**Consigne**
Poursuivez la présentation du roman « Beloved », reproduite ci-dessous, en reprenant juste après sa dernière phrase.

**Extrait cité**

# # # #

« Le 124 était habité de malveillance. Imprégné de la malédiction d'un bébé. Les femmes de la maison le savaient, et les enfants aussi. »
Ainsi débute le roman de Toni Morrison « Beloved ». Ainsi le lecteur sait-il d'emblée que l'histoire ne sera pas joyeuse, qu'il y aura des cris, des larmes et du sang.
Nous sommes en 1870, en Ohio, à Cincinnati au 124 Bluestone Road où la colère d'un esprit tapageur, en quête d'apaisement, fait voler les meubles, où la lumière fait apparaître des flaques de sang sur le sol, où la présence physique d'un bébé marque de son empreinte la porte du four de la cuisine.
Que s'est-il passé pour que le 124 Bluestone Road devienne un lieu hanté et empreint de malheur ? Pourquoi cette solitude suintant la malédiction ? Pourquoi Sethe reste-t-elle au cœur de ce désespoir avec sa fille Denver ? Personne ne leur parle, aucune visite, l'ostracisme les enveloppe dans un voile d'invisibilité.

# # # #

**Lignes de données**

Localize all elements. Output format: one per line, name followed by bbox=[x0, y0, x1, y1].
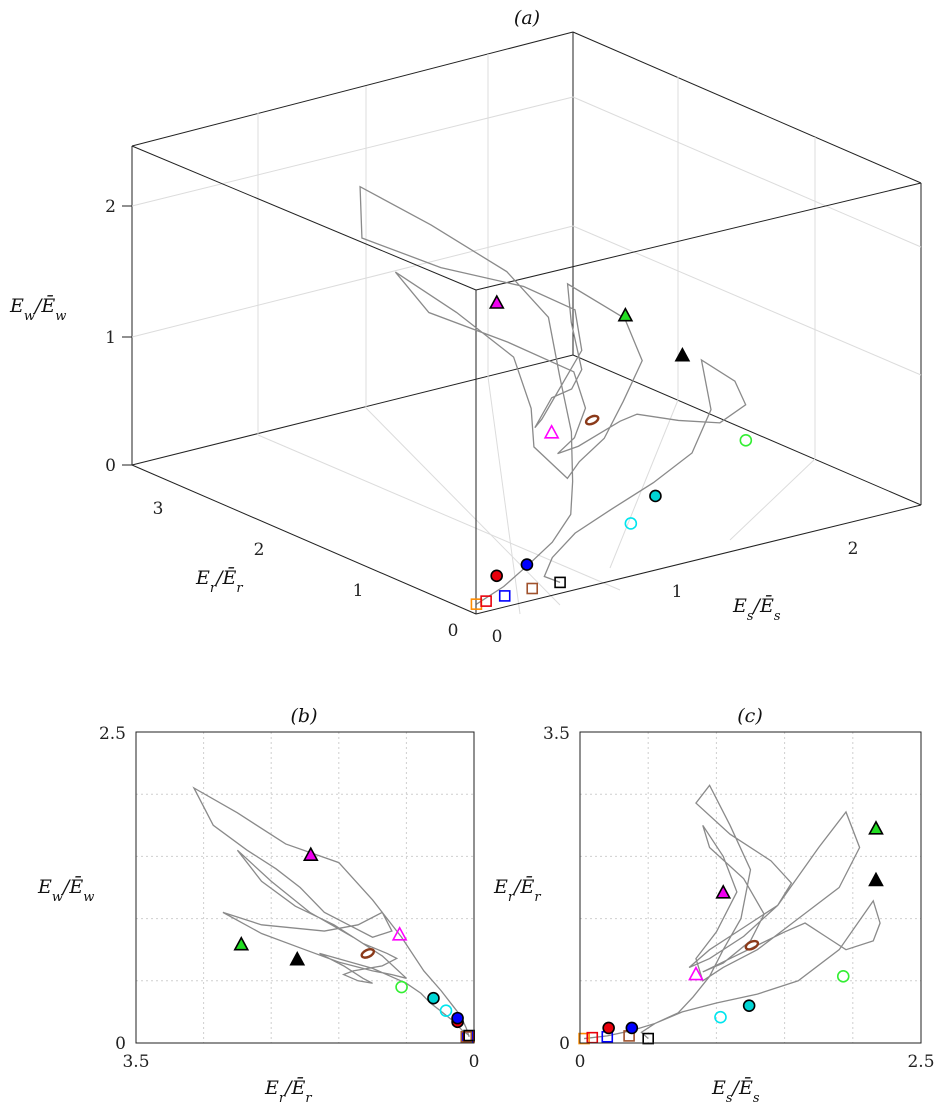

# # # #

**Corrigé**
Le lecteur suit le chemin tracé par l'auteur, sans savoir où cela le mènera... enfin si jusqu'au bout du roman car dès la première phrase il est happé par le tragique qu'il sent être le moteur du récit.
A mesure que les souvenirs de Sethe, puis de Paul D, se déroulent, on chemine au cœur de l'histoire muette de l'esclavage et de ses violences insoutenables.
« C’est vrai, dit Toni Morrison dans une de ses interviewes, je voulais que le lecteur se sente kidnappé, sans préparation, sans explication, sans itinéraire préétabli. Exactement comme le furent les esclaves. Je ne cherche pas à séduire, ou à convaincre le lecteur, je veux qu’il se sente emporté là de gré ou de force. » Et c'est ce qui m'est arrivé, j'ai emprunté les chemins désignés par l'auteure, j'ai marché aux côtés de Sethe et de ses cauchemars, de Sethe et de sa faute.
Très vite, le lecteur sait que l'enfant dont l'esprit enferme le 124 et ses habitantes dans une mise au ban de leur communauté, n'a pas eu une mort sereine et que cette dernière lui a été donné par une main qui n'aurait pas du lui ôter la vie. L'infanticide sourd à chaque avancée du récit, on le sait sans se l'avouer car le geste est terrifiant et glaçant.
La Guerre de Sécession est terminée depuis longtemps sans avoir effacé les stigmates des ravages qu'elle a occasionné en son amont puis en son aval.
L'émancipation des esclaves les a précipités sur les routes en quête d'une place dans ce qui aurait pu devenir un nouveau monde. Certains y parviendront, d'autres se perdront.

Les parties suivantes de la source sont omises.